Start of Input records

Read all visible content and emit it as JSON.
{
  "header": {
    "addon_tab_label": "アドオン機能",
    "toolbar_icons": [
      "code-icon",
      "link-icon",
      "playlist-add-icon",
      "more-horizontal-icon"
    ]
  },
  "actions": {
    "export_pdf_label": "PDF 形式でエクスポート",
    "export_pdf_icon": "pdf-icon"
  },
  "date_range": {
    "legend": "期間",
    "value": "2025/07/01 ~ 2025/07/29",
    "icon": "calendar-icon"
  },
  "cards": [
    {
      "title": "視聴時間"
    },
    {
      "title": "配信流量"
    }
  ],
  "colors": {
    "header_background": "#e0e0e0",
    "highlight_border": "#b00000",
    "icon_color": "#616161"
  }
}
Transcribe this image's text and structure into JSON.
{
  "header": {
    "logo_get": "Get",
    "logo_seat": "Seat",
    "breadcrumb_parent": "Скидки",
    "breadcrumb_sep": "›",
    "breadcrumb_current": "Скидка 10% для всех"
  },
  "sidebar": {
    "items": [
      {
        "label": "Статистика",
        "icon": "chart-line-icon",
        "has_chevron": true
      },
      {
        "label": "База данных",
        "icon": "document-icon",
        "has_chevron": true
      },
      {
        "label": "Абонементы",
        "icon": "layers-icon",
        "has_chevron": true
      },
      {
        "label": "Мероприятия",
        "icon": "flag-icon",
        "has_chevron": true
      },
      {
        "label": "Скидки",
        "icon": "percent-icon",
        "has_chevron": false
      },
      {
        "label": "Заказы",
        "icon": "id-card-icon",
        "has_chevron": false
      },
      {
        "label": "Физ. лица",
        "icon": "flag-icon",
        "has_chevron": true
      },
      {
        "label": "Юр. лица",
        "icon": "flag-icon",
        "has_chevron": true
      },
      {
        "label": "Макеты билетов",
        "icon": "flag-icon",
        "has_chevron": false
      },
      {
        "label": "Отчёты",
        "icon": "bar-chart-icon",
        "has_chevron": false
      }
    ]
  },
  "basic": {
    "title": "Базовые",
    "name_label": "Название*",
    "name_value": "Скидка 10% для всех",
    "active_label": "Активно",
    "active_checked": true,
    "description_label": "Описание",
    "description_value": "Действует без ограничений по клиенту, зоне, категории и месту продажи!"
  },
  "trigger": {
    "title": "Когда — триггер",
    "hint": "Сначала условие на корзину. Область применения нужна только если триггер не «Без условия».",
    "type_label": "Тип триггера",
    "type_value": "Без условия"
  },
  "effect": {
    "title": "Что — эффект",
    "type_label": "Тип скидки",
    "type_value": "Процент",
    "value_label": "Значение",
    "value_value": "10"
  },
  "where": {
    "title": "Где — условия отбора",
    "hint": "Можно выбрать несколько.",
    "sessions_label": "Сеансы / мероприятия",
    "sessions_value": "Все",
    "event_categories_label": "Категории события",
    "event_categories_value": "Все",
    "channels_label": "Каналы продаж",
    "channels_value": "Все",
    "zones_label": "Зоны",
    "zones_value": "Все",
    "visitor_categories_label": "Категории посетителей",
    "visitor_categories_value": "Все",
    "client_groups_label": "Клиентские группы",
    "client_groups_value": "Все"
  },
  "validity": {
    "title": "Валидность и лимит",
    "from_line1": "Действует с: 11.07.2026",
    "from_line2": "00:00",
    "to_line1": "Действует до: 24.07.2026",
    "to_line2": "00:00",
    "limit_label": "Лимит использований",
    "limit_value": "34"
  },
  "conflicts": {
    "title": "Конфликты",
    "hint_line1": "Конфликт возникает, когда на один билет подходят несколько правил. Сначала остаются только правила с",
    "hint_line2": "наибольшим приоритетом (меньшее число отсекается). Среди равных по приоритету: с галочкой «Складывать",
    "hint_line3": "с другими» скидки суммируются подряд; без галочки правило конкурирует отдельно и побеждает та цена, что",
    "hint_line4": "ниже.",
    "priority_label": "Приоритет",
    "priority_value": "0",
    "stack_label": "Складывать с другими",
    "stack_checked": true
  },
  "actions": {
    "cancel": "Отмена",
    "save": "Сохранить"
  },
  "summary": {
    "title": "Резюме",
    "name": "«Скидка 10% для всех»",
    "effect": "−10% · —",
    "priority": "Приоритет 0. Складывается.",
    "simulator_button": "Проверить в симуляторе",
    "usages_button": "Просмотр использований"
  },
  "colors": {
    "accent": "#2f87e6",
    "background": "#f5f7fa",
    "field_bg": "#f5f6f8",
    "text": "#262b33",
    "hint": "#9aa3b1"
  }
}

End of Input records

Find the word "Складывать" in the entries, and copy every line it shows up in.

• [Task answer]
    "hint_line2": "наибольшим приоритетом (меньшее число отсекается). Среди равных по приоритету: с галочкой «Складывать",
    "stack_label": "Складывать с другими",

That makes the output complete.